STATED PROBLEM: Give back exactly the lines running from the line with "Convert this document image to plain text." to the end of the entries, and only those lines.

DATASET CONTENT:
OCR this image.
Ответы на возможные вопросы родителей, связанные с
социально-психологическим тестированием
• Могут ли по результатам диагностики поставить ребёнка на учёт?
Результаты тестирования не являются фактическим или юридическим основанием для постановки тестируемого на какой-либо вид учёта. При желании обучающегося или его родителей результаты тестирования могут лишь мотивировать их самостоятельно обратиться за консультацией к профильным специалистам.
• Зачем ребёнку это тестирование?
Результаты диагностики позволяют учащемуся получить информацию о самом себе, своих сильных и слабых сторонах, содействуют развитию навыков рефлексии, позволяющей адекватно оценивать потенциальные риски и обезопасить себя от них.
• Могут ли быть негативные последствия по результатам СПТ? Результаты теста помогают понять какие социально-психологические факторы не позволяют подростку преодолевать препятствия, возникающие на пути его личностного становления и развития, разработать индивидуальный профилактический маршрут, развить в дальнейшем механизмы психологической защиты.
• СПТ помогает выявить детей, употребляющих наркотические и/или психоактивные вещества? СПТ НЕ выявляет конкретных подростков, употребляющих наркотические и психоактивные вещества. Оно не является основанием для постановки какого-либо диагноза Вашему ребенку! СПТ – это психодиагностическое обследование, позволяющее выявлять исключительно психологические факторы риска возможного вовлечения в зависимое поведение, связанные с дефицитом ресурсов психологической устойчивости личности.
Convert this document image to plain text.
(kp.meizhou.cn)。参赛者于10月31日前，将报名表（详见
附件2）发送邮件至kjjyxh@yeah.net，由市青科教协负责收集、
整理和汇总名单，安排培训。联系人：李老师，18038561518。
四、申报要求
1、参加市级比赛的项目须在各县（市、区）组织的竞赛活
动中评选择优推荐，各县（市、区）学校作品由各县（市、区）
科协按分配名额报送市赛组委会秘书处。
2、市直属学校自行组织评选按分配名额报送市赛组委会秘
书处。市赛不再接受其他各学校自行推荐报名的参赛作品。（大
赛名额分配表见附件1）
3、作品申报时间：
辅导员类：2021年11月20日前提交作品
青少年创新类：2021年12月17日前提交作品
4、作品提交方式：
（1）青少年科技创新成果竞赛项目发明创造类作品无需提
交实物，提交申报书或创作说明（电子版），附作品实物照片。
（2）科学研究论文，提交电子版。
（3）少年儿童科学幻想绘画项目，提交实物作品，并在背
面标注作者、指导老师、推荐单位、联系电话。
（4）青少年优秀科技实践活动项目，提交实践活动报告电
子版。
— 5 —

EXERCISE RESULT:
Convert this document image to plain text.
(kp.meizhou.cn)。参赛者于10月31日前，将报名表（详见
附件2）发送邮件至kjjyxh@yeah.net，由市青科教协负责收集、
整理和汇总名单，安排培训。联系人：李老师，18038561518。
四、申报要求
1、参加市级比赛的项目须在各县（市、区）组织的竞赛活
动中评选择优推荐，各县（市、区）学校作品由各县（市、区）
科协按分配名额报送市赛组委会秘书处。
2、市直属学校自行组织评选按分配名额报送市赛组委会秘
书处。市赛不再接受其他各学校自行推荐报名的参赛作品。（大
赛名额分配表见附件1）
3、作品申报时间：
辅导员类：2021年11月20日前提交作品
青少年创新类：2021年12月17日前提交作品
4、作品提交方式：
（1）青少年科技创新成果竞赛项目发明创造类作品无需提
交实物，提交申报书或创作说明（电子版），附作品实物照片。
（2）科学研究论文，提交电子版。
（3）少年儿童科学幻想绘画项目，提交实物作品，并在背
面标注作者、指导老师、推荐单位、联系电话。
（4）青少年优秀科技实践活动项目，提交实践活动报告电
子版。
— 5 —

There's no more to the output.